PROMPT =>
Take each line that has the word "right" and return it.

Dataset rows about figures
%%

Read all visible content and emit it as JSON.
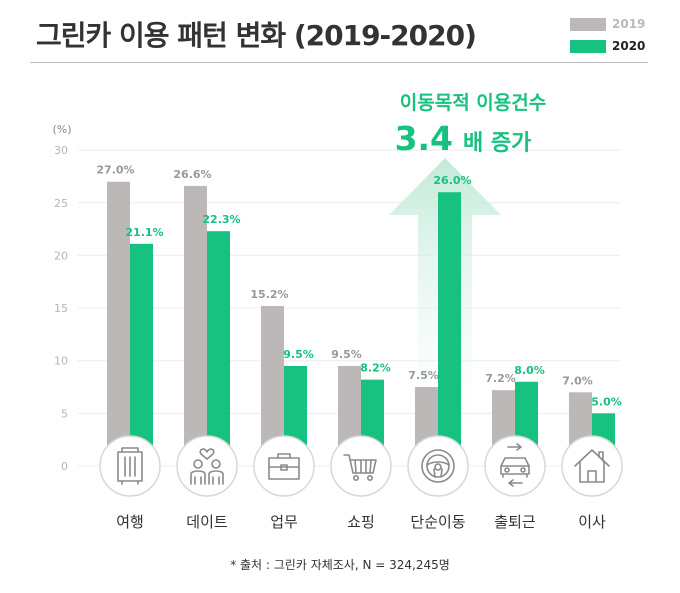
{
  "header": {
    "title": "그린카 이용 패턴 변화 (2019-2020)"
  },
  "legend": [
    {
      "label": "2019",
      "color": "#bdb8b8",
      "text_color": "#bdb8b8"
    },
    {
      "label": "2020",
      "color": "#17c17f",
      "text_color": "#222222"
    }
  ],
  "annotation": {
    "line1": "이동목적 이용건수",
    "line2_number": "3.4",
    "line2_rest": "배 증가",
    "color": "#17c17f"
  },
  "source": "* 출처 : 그린카 자체조사, N = 324,245명",
  "chart_data": {
    "type": "bar",
    "title": "그린카 이용 패턴 변화 (2019-2020)",
    "ylabel": "(%)",
    "ylim": [
      0,
      30
    ],
    "yticks": [
      0,
      5,
      10,
      15,
      20,
      25,
      30
    ],
    "grid": true,
    "legend_position": "top-right",
    "categories": [
      "여행",
      "데이트",
      "업무",
      "쇼핑",
      "단순이동",
      "출퇴근",
      "이사"
    ],
    "icons": [
      "suitcase-icon",
      "couple-icon",
      "briefcase-icon",
      "shopping-cart-icon",
      "steering-wheel-icon",
      "car-commute-icon",
      "house-icon"
    ],
    "series": [
      {
        "name": "2019",
        "color": "#bdb8b8",
        "label_color": "#999999",
        "values": [
          27.0,
          26.6,
          15.2,
          9.5,
          7.5,
          7.2,
          7.0
        ],
        "labels": [
          "27.0%",
          "26.6%",
          "15.2%",
          "9.5%",
          "7.5%",
          "7.2%",
          "7.0%"
        ]
      },
      {
        "name": "2020",
        "color": "#17c17f",
        "label_color": "#17c17f",
        "values": [
          21.1,
          22.3,
          9.5,
          8.2,
          26.0,
          8.0,
          5.0
        ],
        "labels": [
          "21.1%",
          "22.3%",
          "9.5%",
          "8.2%",
          "26.0%",
          "8.0%",
          "5.0%"
        ]
      }
    ]
  }
}
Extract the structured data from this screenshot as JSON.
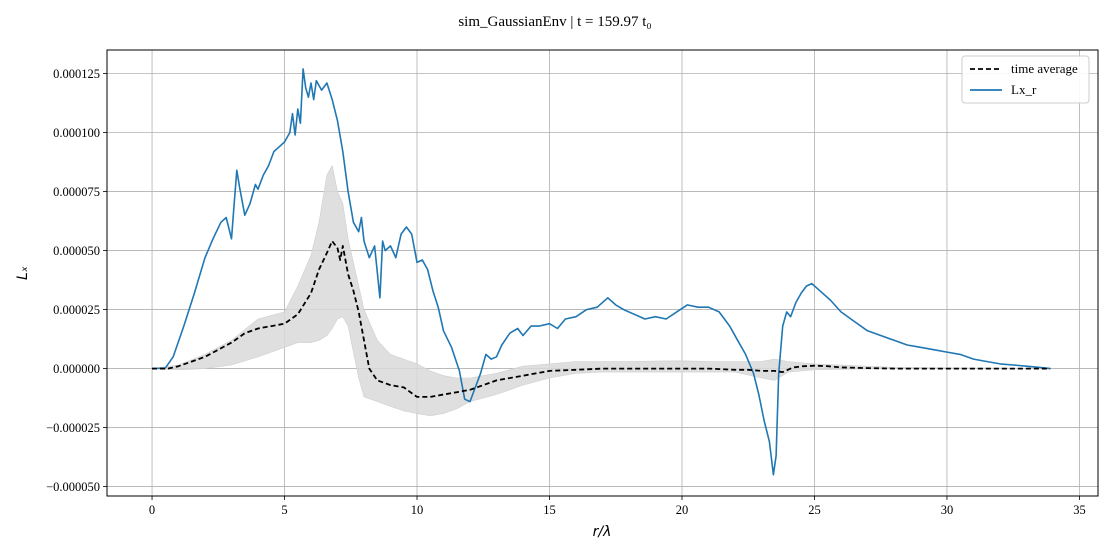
{
  "chart_data": {
    "type": "line",
    "title": "sim_GaussianEnv | t = 159.97 t₀",
    "xlabel": "r/λ",
    "ylabel": "Lₓ",
    "xlim": [
      -1.7,
      35.7
    ],
    "ylim": [
      -5.4e-05,
      0.000135
    ],
    "x_ticks": [
      0,
      5,
      10,
      15,
      20,
      25,
      30,
      35
    ],
    "x_tick_labels": [
      "0",
      "5",
      "10",
      "15",
      "20",
      "25",
      "30",
      "35"
    ],
    "y_ticks": [
      -5e-05,
      -2.5e-05,
      0,
      2.5e-05,
      5e-05,
      7.5e-05,
      0.0001,
      0.000125
    ],
    "y_tick_labels": [
      "−0.000050",
      "−0.000025",
      "0.000000",
      "0.000025",
      "0.000050",
      "0.000075",
      "0.000100",
      "0.000125"
    ],
    "grid": true,
    "legend_position": "upper right",
    "colors": {
      "lx_r": "#1f77b4",
      "time_average": "#000000",
      "band": "#d9d9d9",
      "grid": "#b0b0b0"
    },
    "series": [
      {
        "name": "Lx_r",
        "x": [
          0,
          0.5,
          0.8,
          1.2,
          1.6,
          2.0,
          2.3,
          2.6,
          2.8,
          3.0,
          3.1,
          3.2,
          3.3,
          3.5,
          3.7,
          3.9,
          4.0,
          4.2,
          4.4,
          4.6,
          4.8,
          5.0,
          5.2,
          5.3,
          5.4,
          5.5,
          5.6,
          5.7,
          5.8,
          5.9,
          6.0,
          6.1,
          6.2,
          6.4,
          6.6,
          6.8,
          7.0,
          7.2,
          7.4,
          7.6,
          7.8,
          7.9,
          8.0,
          8.2,
          8.4,
          8.6,
          8.7,
          8.8,
          9.0,
          9.2,
          9.4,
          9.6,
          9.8,
          10.0,
          10.2,
          10.4,
          10.6,
          10.8,
          11.0,
          11.3,
          11.6,
          11.8,
          12.0,
          12.2,
          12.4,
          12.6,
          12.8,
          13.0,
          13.2,
          13.5,
          13.8,
          14.0,
          14.3,
          14.6,
          15.0,
          15.3,
          15.6,
          16.0,
          16.4,
          16.8,
          17.2,
          17.5,
          17.8,
          18.2,
          18.6,
          19.0,
          19.4,
          19.8,
          20.2,
          20.6,
          21.0,
          21.4,
          21.8,
          22.1,
          22.4,
          22.7,
          22.9,
          23.1,
          23.3,
          23.45,
          23.55,
          23.65,
          23.8,
          23.95,
          24.1,
          24.3,
          24.5,
          24.7,
          24.9,
          25.2,
          25.6,
          26.0,
          26.5,
          27.0,
          27.5,
          28.0,
          28.5,
          29.0,
          29.5,
          30.0,
          30.5,
          31.0,
          31.5,
          32.0,
          32.5,
          33.0,
          33.5,
          33.9
        ],
        "y": [
          0,
          2e-07,
          5e-06,
          1.8e-05,
          3.2e-05,
          4.7e-05,
          5.5e-05,
          6.2e-05,
          6.4e-05,
          5.5e-05,
          7e-05,
          8.4e-05,
          7.7e-05,
          6.5e-05,
          7e-05,
          7.8e-05,
          7.6e-05,
          8.2e-05,
          8.6e-05,
          9.2e-05,
          9.4e-05,
          9.6e-05,
          0.0001,
          0.000108,
          9.9e-05,
          0.00011,
          0.000104,
          0.000127,
          0.000119,
          0.000115,
          0.000121,
          0.000114,
          0.000122,
          0.000118,
          0.000121,
          0.000114,
          0.000105,
          9.2e-05,
          7.5e-05,
          6.2e-05,
          5.8e-05,
          6.4e-05,
          5.4e-05,
          4.7e-05,
          5.2e-05,
          3e-05,
          5.4e-05,
          5e-05,
          5.2e-05,
          4.7e-05,
          5.7e-05,
          6e-05,
          5.7e-05,
          4.5e-05,
          4.6e-05,
          4.2e-05,
          3.3e-05,
          2.6e-05,
          1.6e-05,
          9e-06,
          -1e-06,
          -1.3e-05,
          -1.4e-05,
          -8e-06,
          -2e-06,
          6e-06,
          4e-06,
          5e-06,
          1e-05,
          1.5e-05,
          1.7e-05,
          1.4e-05,
          1.8e-05,
          1.8e-05,
          1.9e-05,
          1.7e-05,
          2.1e-05,
          2.2e-05,
          2.5e-05,
          2.6e-05,
          3e-05,
          2.7e-05,
          2.5e-05,
          2.3e-05,
          2.1e-05,
          2.2e-05,
          2.1e-05,
          2.4e-05,
          2.7e-05,
          2.6e-05,
          2.6e-05,
          2.4e-05,
          1.8e-05,
          1.2e-05,
          6e-06,
          -2e-06,
          -1.1e-05,
          -2.2e-05,
          -3.1e-05,
          -4.5e-05,
          -3.7e-05,
          -2e-06,
          1.8e-05,
          2.4e-05,
          2.2e-05,
          2.8e-05,
          3.2e-05,
          3.5e-05,
          3.6e-05,
          3.3e-05,
          2.9e-05,
          2.4e-05,
          2e-05,
          1.6e-05,
          1.4e-05,
          1.2e-05,
          1e-05,
          9e-06,
          8e-06,
          7e-06,
          6e-06,
          4e-06,
          3e-06,
          2e-06,
          1.5e-06,
          1e-06,
          5e-07,
          0
        ]
      },
      {
        "name": "time average",
        "x": [
          0,
          0.6,
          1.0,
          1.5,
          2.0,
          2.5,
          3.0,
          3.5,
          4.0,
          4.5,
          5.0,
          5.5,
          6.0,
          6.3,
          6.6,
          6.8,
          7.0,
          7.1,
          7.2,
          7.4,
          7.6,
          7.8,
          8.0,
          8.2,
          8.5,
          9.0,
          9.5,
          10.0,
          10.5,
          11.0,
          11.5,
          12.0,
          13.0,
          14.0,
          15.0,
          16.0,
          17.0,
          18.0,
          19.0,
          20.0,
          21.0,
          22.0,
          22.5,
          23.0,
          23.5,
          23.8,
          24.2,
          24.6,
          25.0,
          25.5,
          26.0,
          27.0,
          28.0,
          29.0,
          30.0,
          31.0,
          32.0,
          33.0,
          33.9
        ],
        "y": [
          0,
          0,
          1e-06,
          3e-06,
          5e-06,
          8e-06,
          1.1e-05,
          1.5e-05,
          1.7e-05,
          1.8e-05,
          1.9e-05,
          2.3e-05,
          3.2e-05,
          4.2e-05,
          4.9e-05,
          5.4e-05,
          5.1e-05,
          4.6e-05,
          5.2e-05,
          4e-05,
          3.3e-05,
          2.4e-05,
          1.2e-05,
          0,
          -5e-06,
          -7e-06,
          -8e-06,
          -1.2e-05,
          -1.2e-05,
          -1.1e-05,
          -1e-05,
          -9e-06,
          -5e-06,
          -3e-06,
          -1e-06,
          -5e-07,
          0,
          0,
          0,
          0,
          0,
          -5e-07,
          -5e-07,
          -1e-06,
          -1e-06,
          -1.5e-06,
          5e-07,
          1e-06,
          1.2e-06,
          1e-06,
          5e-07,
          2e-07,
          0,
          0,
          0,
          0,
          0,
          0,
          0
        ]
      }
    ],
    "band": {
      "x": [
        0,
        1,
        2,
        3,
        4,
        5,
        5.5,
        6.0,
        6.3,
        6.6,
        6.8,
        7.0,
        7.2,
        7.4,
        7.6,
        7.8,
        8.0,
        8.5,
        9.0,
        9.5,
        10.0,
        10.5,
        11.0,
        11.5,
        12.0,
        13.0,
        14.0,
        15.0,
        16.0,
        17.0,
        18.0,
        19.0,
        20.0,
        21.0,
        22.0,
        23.0,
        23.5,
        24.0,
        25.0,
        26.0,
        27.0,
        28.0,
        30.0,
        32.0,
        33.9
      ],
      "upper": [
        0,
        1.5e-06,
        6e-06,
        1.2e-05,
        2.1e-05,
        2.4e-05,
        3.5e-05,
        4.8e-05,
        6.2e-05,
        8.2e-05,
        8.6e-05,
        7.5e-05,
        7e-05,
        5.5e-05,
        4.5e-05,
        3.5e-05,
        2.5e-05,
        1.2e-05,
        6e-06,
        4e-06,
        2e-06,
        -1e-06,
        -3e-06,
        -4e-06,
        -4e-06,
        -2e-06,
        1e-06,
        2e-06,
        3e-06,
        3e-06,
        3e-06,
        3.2e-06,
        3.3e-06,
        3e-06,
        3e-06,
        3e-06,
        4e-06,
        3e-06,
        2e-06,
        1.5e-06,
        1e-06,
        5e-07,
        3e-07,
        2e-07,
        0
      ],
      "lower": [
        0,
        -5e-07,
        0,
        1.5e-06,
        5e-06,
        9e-06,
        1.1e-05,
        1.1e-05,
        1.2e-05,
        1.4e-05,
        1.7e-05,
        2.1e-05,
        2.2e-05,
        1.8e-05,
        7e-06,
        -4e-06,
        -1.2e-05,
        -1.4e-05,
        -1.6e-05,
        -1.8e-05,
        -1.9e-05,
        -2e-05,
        -1.9e-05,
        -1.7e-05,
        -1.4e-05,
        -1.1e-05,
        -7e-06,
        -4e-06,
        -2e-06,
        -1.5e-06,
        -1.5e-06,
        -1.5e-06,
        -1.5e-06,
        -1.5e-06,
        -1.5e-06,
        -4e-06,
        -5e-06,
        -1.5e-06,
        -5e-07,
        -3e-07,
        -2e-07,
        0,
        0,
        0,
        0
      ]
    }
  }
}
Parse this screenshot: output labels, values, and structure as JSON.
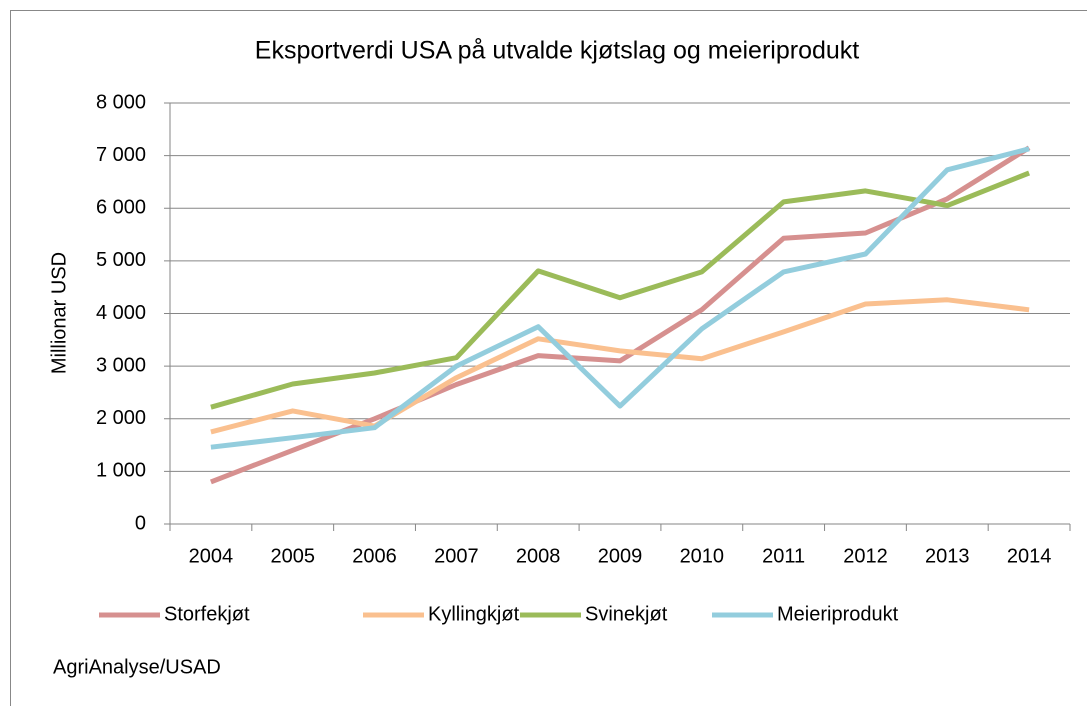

%%

RESULT OF THE EXERCISE =>
    "legend_position": "top-right",
    "legend_position": "upper right",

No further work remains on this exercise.